EXERCISE OBJECTIVE
Where a line contains the word "velocity", copy that line.

RECORD EXCERPTS
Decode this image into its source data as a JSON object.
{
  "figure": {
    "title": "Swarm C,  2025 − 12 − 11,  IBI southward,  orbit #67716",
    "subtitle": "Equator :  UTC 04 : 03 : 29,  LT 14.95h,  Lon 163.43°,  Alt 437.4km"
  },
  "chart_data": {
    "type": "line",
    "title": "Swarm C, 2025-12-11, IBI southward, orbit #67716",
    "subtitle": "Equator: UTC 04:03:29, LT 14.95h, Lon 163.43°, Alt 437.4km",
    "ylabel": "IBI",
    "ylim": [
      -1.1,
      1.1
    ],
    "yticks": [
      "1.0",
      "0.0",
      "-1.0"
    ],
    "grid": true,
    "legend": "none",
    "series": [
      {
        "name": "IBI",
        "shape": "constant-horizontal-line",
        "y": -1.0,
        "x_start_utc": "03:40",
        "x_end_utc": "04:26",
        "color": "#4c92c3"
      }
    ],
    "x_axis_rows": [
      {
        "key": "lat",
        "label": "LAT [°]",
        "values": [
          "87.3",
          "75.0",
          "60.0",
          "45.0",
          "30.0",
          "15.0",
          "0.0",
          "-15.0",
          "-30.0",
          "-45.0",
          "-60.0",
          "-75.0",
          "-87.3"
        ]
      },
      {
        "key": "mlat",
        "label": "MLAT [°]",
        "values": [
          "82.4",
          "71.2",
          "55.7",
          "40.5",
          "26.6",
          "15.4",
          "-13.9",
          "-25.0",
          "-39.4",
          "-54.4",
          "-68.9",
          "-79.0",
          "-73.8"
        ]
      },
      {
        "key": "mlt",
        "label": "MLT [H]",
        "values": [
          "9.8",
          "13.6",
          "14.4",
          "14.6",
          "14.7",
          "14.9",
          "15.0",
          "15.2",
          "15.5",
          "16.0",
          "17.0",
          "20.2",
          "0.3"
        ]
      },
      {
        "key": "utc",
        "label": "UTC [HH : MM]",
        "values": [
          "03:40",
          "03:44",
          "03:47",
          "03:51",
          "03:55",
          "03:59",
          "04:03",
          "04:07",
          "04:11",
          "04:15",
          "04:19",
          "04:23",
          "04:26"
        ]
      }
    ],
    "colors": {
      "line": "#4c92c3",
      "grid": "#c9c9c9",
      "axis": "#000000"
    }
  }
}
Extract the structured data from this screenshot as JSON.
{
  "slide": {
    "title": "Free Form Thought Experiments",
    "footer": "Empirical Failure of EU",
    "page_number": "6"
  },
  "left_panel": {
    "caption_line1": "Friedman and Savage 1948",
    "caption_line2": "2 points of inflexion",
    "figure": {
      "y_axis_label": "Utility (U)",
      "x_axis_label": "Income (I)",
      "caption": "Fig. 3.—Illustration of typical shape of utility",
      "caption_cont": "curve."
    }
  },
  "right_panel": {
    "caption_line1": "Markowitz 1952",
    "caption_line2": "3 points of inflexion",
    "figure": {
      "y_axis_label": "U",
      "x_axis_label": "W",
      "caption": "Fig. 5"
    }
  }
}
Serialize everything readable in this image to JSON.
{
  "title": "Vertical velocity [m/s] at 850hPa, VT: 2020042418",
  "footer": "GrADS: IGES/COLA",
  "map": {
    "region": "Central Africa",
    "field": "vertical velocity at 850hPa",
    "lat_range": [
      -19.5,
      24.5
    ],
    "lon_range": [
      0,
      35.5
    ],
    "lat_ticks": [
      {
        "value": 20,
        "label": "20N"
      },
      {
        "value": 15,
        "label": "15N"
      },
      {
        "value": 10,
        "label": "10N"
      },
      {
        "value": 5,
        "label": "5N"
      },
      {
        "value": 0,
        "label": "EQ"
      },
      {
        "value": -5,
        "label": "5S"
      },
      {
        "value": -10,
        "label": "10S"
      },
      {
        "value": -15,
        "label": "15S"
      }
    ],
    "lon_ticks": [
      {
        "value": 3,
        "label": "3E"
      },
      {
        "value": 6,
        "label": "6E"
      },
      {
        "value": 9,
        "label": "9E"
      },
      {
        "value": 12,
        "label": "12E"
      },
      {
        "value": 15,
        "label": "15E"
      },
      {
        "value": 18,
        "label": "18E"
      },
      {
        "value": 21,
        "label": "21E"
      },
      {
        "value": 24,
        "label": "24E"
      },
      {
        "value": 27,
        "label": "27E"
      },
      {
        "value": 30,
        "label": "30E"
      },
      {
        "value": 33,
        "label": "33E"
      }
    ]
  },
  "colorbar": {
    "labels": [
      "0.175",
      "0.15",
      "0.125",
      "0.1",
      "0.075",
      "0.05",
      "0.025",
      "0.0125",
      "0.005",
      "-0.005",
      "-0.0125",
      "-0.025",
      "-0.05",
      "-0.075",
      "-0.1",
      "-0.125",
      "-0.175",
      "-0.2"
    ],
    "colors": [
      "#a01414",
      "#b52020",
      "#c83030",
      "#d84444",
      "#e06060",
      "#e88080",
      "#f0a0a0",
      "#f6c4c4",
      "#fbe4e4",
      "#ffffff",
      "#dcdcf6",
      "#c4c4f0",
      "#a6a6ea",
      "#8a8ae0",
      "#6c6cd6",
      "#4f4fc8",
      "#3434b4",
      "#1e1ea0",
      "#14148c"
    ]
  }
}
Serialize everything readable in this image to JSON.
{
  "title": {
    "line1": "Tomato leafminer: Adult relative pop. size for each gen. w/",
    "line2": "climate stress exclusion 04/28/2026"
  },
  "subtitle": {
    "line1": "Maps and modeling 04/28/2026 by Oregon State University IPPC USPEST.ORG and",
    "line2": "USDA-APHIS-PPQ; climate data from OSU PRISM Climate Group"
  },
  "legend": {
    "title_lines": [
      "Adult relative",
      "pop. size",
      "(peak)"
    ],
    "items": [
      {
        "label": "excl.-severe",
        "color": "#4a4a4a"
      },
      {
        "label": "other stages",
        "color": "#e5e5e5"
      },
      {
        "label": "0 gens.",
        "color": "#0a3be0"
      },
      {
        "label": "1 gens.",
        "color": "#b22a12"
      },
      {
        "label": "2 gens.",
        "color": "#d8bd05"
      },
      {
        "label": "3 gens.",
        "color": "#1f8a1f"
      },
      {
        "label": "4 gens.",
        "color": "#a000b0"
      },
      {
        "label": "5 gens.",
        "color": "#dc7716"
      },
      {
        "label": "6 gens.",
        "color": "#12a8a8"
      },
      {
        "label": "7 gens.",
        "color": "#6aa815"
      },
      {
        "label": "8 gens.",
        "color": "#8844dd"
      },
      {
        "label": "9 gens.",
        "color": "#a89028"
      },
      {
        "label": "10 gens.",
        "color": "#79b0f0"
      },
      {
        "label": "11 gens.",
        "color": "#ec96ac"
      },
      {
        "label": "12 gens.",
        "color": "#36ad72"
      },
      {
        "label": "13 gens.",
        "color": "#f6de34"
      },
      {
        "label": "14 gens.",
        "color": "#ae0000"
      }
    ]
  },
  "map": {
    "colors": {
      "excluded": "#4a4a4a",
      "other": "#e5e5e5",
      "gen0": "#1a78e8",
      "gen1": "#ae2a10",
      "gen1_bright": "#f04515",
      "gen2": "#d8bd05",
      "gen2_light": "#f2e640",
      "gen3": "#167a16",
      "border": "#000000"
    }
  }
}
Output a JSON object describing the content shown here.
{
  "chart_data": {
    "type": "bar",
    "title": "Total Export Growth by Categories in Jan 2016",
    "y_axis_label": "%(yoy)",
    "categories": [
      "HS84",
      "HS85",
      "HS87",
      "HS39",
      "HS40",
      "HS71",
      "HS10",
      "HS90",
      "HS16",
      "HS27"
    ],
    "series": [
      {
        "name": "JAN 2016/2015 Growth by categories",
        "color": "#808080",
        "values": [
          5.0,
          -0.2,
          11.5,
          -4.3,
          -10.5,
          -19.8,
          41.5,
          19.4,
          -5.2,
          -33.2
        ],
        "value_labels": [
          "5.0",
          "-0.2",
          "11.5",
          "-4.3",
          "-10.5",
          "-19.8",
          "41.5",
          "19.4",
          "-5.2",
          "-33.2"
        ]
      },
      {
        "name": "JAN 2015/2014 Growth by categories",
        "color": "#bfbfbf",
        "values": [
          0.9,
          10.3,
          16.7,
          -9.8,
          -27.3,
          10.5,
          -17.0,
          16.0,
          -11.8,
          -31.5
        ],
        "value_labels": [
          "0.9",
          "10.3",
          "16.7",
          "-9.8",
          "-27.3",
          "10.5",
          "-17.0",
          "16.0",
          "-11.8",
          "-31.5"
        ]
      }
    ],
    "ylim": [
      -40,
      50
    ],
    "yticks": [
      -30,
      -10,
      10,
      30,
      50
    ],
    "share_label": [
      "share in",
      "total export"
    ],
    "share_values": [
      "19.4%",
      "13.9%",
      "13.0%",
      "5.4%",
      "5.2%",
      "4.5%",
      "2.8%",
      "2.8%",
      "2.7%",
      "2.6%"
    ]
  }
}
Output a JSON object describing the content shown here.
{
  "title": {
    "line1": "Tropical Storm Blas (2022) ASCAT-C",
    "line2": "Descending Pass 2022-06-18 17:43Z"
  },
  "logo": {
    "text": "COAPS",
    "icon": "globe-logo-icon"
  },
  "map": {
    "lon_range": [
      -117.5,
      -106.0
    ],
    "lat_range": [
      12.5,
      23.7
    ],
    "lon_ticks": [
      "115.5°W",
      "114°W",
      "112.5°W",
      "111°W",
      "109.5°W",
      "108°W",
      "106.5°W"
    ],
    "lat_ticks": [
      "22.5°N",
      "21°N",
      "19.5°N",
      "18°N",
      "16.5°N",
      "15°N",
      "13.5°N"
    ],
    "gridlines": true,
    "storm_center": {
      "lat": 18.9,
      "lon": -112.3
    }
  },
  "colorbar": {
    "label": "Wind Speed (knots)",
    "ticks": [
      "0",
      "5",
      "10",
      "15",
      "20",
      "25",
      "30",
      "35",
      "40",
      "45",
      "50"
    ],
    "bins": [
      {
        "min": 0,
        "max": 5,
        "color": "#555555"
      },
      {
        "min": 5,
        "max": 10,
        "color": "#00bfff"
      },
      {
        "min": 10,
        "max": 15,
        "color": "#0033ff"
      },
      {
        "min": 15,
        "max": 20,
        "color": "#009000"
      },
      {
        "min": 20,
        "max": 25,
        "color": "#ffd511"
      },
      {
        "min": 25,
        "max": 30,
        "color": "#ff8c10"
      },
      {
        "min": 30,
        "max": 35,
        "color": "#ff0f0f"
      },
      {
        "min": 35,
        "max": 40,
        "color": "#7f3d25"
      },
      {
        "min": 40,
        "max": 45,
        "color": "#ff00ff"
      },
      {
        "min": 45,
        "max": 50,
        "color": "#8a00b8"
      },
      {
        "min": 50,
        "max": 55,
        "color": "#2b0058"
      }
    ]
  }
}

THE ANSWER
  "title": "Vertical velocity [m/s] at 850hPa, VT: 2020042418",
    "field": "vertical velocity at 850hPa",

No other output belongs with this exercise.